# GIVEN INSTRUCTION
Find the string "page" in the entries and copy each line that has it.

# TASK MATERIAL
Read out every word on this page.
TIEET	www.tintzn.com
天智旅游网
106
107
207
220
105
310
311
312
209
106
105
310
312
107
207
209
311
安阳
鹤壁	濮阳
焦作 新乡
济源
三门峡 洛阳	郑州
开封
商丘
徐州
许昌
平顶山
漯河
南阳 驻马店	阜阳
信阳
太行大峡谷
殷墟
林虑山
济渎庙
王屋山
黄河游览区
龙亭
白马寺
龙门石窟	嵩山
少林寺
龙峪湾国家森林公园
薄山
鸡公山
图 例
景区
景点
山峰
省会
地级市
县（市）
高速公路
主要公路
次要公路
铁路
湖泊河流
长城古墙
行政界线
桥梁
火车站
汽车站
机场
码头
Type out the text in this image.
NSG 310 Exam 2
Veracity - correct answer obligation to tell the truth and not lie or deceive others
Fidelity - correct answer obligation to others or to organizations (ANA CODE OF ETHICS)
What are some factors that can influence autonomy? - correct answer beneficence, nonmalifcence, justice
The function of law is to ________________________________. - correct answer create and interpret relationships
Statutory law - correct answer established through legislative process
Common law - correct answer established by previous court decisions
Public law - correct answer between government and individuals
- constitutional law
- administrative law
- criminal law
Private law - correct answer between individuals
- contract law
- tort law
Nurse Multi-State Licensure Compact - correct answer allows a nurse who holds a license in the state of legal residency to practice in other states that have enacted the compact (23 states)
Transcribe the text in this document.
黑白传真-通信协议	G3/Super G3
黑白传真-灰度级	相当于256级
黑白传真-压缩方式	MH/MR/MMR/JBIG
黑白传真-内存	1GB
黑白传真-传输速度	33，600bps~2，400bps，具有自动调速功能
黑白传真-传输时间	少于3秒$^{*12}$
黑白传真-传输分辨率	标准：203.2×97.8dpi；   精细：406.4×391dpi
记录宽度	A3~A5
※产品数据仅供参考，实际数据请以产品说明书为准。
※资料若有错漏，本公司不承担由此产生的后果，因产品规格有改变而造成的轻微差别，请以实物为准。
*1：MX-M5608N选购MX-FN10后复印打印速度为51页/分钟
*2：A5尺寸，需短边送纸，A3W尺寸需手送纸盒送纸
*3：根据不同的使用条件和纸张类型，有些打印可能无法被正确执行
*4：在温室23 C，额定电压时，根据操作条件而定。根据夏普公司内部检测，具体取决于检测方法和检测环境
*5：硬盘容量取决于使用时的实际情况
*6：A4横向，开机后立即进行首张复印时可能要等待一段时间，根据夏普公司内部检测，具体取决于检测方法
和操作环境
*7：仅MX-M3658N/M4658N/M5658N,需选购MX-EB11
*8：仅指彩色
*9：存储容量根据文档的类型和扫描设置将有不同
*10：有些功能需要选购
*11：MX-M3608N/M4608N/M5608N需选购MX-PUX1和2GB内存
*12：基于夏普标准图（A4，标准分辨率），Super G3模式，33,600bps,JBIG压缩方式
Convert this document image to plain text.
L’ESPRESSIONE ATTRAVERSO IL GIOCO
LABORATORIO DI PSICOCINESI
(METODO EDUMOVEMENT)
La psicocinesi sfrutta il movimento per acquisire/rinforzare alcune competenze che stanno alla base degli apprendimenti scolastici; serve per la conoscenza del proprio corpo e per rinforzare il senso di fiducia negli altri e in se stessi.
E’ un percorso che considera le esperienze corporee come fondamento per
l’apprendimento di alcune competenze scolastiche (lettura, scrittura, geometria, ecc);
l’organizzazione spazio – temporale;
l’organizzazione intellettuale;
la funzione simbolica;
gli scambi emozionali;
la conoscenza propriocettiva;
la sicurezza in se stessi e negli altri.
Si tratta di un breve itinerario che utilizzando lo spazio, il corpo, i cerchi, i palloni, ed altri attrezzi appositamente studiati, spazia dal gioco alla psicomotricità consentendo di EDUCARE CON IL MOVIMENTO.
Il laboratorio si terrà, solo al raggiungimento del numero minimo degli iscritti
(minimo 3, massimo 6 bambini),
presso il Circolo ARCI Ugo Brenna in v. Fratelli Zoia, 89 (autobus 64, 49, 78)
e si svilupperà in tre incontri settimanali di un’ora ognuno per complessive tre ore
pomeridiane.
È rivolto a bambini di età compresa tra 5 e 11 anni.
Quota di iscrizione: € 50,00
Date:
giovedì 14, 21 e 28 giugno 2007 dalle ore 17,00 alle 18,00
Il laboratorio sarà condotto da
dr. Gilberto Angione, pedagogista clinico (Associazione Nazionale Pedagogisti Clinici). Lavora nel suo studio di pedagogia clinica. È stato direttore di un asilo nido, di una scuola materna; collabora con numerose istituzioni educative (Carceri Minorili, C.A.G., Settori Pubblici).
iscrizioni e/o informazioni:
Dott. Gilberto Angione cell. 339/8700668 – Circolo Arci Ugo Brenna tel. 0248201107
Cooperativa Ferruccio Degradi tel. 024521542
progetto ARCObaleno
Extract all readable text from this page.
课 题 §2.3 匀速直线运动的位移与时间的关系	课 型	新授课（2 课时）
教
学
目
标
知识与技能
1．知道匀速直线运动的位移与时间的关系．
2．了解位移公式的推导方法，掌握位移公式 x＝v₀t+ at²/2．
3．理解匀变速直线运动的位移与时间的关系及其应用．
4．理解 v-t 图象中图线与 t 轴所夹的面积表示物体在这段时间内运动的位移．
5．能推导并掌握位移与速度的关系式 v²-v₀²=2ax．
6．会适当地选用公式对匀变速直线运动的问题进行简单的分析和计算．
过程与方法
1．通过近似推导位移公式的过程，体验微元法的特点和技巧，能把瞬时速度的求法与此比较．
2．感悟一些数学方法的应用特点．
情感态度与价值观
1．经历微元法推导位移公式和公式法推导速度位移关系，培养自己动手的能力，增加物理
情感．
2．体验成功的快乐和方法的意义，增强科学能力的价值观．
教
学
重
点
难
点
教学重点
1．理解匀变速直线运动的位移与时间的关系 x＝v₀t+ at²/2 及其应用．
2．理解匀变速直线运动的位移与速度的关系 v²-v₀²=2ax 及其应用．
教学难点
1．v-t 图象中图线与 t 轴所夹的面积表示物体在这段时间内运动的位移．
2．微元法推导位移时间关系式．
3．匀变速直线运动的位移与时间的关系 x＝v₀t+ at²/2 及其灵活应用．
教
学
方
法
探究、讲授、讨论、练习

# WRITTEN SOLUTION
Read out every word on this page.
Extract all readable text from this page.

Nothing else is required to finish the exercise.